Exercise instructions = Give every line from the entries that contains "good".

[Rows from a dataset]
○ ○ ○ ○

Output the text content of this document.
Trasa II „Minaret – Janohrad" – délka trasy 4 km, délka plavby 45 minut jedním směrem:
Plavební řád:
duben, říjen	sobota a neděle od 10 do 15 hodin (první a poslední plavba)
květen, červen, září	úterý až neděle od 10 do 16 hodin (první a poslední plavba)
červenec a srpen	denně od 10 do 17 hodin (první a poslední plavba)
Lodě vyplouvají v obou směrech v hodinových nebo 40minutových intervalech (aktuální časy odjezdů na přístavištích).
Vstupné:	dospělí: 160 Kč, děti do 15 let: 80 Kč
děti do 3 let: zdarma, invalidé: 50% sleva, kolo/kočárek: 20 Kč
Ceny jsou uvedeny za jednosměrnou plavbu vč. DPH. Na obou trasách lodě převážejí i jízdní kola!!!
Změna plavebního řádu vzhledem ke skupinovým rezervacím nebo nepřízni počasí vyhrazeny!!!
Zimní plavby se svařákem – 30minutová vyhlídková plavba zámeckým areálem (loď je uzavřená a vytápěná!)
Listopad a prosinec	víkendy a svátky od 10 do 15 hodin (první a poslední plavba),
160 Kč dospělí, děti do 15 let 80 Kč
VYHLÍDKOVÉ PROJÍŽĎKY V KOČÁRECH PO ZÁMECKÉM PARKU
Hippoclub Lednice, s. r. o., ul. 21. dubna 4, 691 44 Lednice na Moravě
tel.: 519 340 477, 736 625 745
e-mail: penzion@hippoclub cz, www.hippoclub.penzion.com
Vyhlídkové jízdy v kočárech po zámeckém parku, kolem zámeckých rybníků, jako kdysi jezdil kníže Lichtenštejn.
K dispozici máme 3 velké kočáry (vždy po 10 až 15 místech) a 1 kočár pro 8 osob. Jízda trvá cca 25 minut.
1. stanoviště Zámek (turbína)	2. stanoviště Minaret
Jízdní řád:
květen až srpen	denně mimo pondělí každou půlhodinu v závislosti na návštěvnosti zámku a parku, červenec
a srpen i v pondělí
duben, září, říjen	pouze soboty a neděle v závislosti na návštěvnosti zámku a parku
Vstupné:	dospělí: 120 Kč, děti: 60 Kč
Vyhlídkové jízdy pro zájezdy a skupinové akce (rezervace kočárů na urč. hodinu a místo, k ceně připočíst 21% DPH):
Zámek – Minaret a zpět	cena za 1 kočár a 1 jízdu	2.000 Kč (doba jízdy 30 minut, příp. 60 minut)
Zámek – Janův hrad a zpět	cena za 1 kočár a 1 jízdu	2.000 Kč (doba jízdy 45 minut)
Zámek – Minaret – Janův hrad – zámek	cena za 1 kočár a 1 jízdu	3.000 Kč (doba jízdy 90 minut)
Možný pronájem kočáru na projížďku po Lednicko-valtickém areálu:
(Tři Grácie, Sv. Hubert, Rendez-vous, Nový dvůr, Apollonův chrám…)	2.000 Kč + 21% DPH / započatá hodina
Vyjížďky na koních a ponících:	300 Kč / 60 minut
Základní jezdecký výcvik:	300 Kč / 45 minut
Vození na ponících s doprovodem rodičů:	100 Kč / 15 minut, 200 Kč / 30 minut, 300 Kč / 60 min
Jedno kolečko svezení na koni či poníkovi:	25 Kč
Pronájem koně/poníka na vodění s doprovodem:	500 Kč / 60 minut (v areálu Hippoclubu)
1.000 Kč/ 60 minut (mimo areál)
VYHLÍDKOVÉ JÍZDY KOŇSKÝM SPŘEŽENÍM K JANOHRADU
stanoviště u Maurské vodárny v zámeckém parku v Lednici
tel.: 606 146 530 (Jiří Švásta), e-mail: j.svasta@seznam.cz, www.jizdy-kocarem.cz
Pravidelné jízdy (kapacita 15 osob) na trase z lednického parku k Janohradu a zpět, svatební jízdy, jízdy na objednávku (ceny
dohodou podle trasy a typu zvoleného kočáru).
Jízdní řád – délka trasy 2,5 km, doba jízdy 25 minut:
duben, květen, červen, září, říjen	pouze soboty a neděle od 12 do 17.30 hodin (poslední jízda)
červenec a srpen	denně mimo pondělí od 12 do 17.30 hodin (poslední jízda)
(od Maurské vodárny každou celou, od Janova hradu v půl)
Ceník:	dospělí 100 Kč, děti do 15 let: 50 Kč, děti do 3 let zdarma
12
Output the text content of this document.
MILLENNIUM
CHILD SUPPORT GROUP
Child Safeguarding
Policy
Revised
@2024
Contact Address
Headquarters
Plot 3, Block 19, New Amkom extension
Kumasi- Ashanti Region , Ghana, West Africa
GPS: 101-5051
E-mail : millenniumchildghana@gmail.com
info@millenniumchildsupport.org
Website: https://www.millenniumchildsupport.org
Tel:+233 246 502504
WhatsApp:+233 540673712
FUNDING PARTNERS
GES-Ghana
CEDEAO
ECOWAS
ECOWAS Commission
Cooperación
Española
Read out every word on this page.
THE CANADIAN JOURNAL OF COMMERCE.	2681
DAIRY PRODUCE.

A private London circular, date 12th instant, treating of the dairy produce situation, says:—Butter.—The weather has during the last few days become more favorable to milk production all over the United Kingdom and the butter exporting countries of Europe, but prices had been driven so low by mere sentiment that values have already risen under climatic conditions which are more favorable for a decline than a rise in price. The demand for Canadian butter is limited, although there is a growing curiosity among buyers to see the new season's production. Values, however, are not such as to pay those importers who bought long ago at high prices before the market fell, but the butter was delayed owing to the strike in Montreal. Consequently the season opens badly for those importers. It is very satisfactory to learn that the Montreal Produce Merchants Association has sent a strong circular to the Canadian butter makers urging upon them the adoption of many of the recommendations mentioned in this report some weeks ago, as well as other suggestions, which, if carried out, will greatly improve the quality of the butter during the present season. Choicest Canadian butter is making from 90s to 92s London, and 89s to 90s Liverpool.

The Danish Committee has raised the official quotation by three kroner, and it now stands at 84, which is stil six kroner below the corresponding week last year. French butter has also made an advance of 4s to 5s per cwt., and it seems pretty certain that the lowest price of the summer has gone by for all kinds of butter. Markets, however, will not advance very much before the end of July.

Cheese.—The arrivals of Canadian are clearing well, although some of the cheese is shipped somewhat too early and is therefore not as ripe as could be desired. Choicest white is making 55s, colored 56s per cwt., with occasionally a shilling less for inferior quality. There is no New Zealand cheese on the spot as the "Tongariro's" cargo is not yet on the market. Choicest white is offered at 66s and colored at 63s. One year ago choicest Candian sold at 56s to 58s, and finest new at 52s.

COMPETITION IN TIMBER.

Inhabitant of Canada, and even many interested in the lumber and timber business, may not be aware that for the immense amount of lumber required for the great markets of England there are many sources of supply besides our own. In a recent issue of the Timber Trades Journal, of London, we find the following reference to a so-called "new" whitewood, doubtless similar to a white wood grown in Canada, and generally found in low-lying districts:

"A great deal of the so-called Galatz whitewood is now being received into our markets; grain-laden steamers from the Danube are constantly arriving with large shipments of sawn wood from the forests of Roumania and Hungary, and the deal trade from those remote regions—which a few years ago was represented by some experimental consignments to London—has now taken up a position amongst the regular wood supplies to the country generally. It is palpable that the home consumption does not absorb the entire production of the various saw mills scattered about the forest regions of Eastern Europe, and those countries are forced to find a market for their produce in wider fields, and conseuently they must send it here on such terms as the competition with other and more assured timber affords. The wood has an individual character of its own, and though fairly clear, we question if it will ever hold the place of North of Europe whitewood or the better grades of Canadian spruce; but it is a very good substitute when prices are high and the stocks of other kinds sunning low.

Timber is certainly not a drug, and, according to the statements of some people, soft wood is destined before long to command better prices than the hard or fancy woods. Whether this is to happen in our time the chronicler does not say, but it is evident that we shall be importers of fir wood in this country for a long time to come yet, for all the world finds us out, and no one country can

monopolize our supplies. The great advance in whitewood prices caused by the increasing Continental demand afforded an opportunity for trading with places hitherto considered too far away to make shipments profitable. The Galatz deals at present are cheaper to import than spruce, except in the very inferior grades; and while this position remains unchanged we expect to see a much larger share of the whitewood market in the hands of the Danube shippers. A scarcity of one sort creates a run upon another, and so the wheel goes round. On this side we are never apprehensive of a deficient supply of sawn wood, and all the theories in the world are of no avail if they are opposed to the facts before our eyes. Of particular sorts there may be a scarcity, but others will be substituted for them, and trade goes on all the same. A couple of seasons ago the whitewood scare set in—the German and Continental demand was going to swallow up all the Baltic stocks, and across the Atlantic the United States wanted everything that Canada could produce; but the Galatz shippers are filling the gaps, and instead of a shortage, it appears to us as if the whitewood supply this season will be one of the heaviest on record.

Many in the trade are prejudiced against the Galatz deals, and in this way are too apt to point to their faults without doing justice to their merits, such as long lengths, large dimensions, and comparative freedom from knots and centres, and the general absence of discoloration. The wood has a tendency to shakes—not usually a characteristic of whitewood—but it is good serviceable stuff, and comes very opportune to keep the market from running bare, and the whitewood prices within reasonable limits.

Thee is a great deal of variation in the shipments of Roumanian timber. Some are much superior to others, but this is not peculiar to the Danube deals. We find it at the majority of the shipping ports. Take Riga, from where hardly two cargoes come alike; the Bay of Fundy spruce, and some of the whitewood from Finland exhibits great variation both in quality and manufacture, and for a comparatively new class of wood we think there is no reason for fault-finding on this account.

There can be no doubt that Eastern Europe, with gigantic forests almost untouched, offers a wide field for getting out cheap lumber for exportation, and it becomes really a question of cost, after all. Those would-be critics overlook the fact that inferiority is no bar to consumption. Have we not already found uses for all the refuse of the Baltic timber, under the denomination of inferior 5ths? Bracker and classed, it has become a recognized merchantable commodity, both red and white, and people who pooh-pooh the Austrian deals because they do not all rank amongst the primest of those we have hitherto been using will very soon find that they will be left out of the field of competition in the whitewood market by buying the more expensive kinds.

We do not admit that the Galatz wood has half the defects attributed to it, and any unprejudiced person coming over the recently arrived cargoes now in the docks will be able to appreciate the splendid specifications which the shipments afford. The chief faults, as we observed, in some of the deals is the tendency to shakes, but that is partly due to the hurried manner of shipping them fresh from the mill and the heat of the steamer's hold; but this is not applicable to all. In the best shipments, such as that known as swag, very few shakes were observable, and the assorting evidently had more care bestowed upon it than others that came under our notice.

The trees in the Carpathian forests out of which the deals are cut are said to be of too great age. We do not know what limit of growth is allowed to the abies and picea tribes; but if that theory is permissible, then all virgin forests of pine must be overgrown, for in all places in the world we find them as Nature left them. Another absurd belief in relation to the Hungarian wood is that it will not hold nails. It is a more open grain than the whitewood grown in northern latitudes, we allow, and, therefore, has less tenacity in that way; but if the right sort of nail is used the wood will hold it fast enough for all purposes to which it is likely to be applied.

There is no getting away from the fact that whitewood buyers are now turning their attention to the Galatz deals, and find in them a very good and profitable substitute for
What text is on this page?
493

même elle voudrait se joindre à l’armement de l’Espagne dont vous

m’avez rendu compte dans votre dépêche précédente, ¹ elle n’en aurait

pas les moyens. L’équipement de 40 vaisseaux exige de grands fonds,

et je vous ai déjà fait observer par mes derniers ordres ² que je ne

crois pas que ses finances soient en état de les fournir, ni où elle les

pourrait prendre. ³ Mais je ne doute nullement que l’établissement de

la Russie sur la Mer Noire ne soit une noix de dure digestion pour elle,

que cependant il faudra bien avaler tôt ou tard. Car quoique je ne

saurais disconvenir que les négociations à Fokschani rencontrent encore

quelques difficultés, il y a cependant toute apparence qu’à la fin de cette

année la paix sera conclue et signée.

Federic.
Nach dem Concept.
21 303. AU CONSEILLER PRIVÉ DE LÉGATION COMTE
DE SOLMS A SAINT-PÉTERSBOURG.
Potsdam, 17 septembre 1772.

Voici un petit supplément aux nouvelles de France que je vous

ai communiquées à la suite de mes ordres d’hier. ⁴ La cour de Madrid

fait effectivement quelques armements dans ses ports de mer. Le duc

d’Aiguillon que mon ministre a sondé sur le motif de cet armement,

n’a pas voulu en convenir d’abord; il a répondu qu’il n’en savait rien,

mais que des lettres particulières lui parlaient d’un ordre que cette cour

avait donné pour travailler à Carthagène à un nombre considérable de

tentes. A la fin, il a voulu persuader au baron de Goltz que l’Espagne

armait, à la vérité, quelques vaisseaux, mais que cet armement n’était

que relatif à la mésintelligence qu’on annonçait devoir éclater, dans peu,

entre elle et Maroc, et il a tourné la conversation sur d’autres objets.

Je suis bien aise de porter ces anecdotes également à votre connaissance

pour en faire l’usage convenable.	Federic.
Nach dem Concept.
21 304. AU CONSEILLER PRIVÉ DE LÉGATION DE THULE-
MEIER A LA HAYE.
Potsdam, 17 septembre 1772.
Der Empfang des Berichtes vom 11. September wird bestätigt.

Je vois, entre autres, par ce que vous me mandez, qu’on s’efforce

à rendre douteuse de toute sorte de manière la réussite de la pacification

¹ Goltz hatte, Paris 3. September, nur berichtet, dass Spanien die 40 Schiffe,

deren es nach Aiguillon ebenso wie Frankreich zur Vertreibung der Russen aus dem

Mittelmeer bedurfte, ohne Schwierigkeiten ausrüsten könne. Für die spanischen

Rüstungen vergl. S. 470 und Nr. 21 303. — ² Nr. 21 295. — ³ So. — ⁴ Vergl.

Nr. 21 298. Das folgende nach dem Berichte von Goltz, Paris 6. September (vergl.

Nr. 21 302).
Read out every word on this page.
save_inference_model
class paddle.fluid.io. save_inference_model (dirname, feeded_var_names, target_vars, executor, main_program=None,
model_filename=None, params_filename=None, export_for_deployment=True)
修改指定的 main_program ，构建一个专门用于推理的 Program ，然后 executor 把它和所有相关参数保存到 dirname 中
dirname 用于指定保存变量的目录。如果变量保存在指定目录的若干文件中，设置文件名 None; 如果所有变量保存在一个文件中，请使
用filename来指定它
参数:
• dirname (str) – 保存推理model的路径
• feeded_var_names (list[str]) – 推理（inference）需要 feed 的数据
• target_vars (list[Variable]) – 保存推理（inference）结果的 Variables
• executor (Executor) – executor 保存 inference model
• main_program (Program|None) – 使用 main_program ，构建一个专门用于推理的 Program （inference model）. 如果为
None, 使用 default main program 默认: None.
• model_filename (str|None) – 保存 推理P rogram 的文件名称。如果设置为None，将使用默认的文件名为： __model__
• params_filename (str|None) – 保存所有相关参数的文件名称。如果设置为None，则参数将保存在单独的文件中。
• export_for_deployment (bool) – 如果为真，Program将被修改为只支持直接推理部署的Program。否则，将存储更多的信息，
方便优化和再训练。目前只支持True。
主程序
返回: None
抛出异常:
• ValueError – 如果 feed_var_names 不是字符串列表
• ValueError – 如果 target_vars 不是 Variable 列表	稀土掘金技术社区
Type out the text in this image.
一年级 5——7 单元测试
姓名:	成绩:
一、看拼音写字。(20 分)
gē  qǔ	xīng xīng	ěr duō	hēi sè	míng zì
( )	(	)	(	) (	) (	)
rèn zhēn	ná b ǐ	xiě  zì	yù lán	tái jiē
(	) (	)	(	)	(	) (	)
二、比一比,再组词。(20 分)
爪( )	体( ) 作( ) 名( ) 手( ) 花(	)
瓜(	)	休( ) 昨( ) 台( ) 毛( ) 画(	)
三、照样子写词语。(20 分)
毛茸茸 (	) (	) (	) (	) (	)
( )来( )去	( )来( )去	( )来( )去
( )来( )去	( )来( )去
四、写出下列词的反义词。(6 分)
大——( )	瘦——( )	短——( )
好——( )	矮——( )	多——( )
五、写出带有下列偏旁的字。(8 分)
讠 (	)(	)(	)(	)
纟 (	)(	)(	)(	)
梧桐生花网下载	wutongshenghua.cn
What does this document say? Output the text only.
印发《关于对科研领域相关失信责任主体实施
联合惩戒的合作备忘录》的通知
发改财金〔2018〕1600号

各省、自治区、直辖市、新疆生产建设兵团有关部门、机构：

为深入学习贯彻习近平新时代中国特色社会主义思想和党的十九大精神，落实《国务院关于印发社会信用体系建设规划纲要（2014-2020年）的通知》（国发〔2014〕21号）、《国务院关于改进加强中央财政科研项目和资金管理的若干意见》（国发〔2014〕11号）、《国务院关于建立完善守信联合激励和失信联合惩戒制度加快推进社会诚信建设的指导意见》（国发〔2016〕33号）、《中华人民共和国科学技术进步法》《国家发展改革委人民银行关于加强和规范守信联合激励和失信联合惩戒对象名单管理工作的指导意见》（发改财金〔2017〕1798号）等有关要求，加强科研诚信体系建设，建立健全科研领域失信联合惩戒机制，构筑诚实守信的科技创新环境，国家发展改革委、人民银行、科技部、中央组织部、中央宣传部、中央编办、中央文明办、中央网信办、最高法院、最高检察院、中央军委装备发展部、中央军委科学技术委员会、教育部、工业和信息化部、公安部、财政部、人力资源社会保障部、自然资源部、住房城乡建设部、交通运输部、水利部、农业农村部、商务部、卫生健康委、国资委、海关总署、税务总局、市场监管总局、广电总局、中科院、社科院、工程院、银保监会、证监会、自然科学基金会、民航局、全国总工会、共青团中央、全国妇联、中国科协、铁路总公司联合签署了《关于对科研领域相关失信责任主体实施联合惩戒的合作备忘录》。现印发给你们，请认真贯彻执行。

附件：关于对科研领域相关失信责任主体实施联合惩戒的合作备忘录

○ ○ ○ ○

Complete answer =
"A great deal of the so-called Galatz whitewood is now being received into our markets; grain-laden steamers from the Danube are constantly arriving with large shipments of sawn wood from the forests of Roumania and Hungary, and the deal trade from those remote regions—which a few years ago was represented by some experimental consignments to London—has now taken up a position amongst the regular wood supplies to the country generally. It is palpable that the home consumption does not absorb the entire production of the various saw mills scattered about the forest regions of Eastern Europe, and those countries are forced to find a market for their produce in wider fields, and conseuently they must send it here on such terms as the competition with other and more assured timber affords. The wood has an individual character of its own, and though fairly clear, we question if it will ever hold the place of North of Europe whitewood or the better grades of Canadian spruce; but it is a very good substitute when prices are high and the stocks of other kinds sunning low.
Many in the trade are prejudiced against the Galatz deals, and in this way are too apt to point to their faults without doing justice to their merits, such as long lengths, large dimensions, and comparative freedom from knots and centres, and the general absence of discoloration. The wood has a tendency to shakes—not usually a characteristic of whitewood—but it is good serviceable stuff, and comes very opportune to keep the market from running bare, and the whitewood prices within reasonable limits.
There is no getting away from the fact that whitewood buyers are now turning their attention to the Galatz deals, and find in them a very good and profitable substitute for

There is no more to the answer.